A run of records
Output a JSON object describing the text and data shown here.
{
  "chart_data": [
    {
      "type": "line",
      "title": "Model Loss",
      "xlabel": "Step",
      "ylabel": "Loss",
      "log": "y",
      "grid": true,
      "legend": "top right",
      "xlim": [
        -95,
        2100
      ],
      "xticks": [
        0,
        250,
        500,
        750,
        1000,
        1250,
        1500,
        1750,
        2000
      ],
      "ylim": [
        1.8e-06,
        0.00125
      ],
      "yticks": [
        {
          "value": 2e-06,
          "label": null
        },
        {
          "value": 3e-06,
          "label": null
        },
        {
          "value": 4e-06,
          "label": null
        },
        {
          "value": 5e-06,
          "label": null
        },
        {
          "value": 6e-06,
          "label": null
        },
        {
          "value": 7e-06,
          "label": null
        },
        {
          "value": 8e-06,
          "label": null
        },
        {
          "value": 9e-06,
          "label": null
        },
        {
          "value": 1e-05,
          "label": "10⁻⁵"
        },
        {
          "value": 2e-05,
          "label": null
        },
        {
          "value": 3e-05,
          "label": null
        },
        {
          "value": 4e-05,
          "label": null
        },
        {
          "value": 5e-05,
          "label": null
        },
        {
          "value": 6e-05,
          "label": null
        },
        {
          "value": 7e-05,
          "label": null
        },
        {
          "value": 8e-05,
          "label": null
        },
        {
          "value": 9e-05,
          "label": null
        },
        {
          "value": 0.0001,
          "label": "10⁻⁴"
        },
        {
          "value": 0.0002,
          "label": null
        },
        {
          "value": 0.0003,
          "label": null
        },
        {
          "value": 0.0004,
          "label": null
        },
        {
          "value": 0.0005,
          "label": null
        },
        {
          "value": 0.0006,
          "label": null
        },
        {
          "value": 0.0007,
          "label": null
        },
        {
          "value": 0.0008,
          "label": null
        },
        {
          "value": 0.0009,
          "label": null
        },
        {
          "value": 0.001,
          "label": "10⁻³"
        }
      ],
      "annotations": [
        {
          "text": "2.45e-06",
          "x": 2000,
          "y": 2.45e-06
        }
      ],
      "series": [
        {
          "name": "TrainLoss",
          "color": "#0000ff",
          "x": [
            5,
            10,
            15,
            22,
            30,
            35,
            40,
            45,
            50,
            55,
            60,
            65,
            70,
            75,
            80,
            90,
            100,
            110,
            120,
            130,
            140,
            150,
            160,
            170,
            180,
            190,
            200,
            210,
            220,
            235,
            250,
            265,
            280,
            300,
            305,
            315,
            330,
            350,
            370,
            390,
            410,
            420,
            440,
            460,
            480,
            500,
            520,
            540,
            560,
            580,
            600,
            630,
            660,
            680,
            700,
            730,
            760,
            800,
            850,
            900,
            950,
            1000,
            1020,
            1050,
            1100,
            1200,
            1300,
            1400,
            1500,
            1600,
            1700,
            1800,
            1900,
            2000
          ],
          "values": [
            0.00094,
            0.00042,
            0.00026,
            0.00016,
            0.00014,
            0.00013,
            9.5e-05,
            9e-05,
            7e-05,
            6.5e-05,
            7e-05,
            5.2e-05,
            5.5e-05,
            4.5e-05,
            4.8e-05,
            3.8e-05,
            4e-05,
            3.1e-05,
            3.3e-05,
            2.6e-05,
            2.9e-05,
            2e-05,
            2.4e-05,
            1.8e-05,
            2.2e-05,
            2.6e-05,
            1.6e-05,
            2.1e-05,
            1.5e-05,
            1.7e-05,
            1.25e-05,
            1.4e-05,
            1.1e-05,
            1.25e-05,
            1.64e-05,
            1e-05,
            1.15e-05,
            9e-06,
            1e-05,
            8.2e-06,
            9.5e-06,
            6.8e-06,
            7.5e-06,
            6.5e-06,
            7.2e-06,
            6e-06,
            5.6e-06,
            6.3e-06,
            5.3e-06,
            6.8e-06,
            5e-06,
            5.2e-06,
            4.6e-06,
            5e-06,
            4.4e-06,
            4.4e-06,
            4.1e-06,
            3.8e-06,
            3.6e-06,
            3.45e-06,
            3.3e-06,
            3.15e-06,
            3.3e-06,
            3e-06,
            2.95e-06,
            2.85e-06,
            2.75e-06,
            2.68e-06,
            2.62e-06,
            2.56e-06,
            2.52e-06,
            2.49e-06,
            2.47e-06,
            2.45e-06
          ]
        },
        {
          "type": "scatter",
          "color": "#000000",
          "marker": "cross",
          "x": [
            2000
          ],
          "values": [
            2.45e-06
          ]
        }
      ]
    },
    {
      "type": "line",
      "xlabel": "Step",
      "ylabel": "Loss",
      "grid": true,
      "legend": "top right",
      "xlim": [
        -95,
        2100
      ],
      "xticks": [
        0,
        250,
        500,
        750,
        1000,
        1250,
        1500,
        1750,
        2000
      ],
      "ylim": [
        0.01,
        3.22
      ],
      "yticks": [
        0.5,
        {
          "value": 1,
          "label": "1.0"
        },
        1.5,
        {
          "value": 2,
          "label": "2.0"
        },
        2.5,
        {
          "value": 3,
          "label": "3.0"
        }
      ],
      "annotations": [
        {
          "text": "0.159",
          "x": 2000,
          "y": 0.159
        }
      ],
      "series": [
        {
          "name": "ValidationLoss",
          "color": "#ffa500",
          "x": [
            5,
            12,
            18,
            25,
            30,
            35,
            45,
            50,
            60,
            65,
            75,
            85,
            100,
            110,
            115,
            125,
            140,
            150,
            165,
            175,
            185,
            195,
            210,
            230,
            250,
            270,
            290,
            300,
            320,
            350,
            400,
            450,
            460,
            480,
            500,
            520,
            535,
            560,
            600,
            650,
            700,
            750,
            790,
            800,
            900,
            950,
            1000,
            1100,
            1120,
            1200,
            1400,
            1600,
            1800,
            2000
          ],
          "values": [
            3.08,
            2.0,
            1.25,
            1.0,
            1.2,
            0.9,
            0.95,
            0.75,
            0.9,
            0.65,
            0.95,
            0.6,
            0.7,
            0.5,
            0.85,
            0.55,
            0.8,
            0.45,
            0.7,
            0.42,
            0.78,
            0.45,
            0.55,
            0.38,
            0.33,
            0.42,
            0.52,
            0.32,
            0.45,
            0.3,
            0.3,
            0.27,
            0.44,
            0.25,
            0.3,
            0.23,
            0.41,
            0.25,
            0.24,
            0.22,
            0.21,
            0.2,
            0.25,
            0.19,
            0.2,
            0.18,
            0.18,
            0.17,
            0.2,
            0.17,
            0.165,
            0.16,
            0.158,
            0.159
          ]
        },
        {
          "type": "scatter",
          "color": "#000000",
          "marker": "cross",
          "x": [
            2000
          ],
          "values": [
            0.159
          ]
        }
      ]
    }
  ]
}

# WRITTEN TASK:
Copy out every line that includes the word "name".

# RESPONSE TO THIS TASK:
          "name": "TrainLoss",
          "name": "ValidationLoss",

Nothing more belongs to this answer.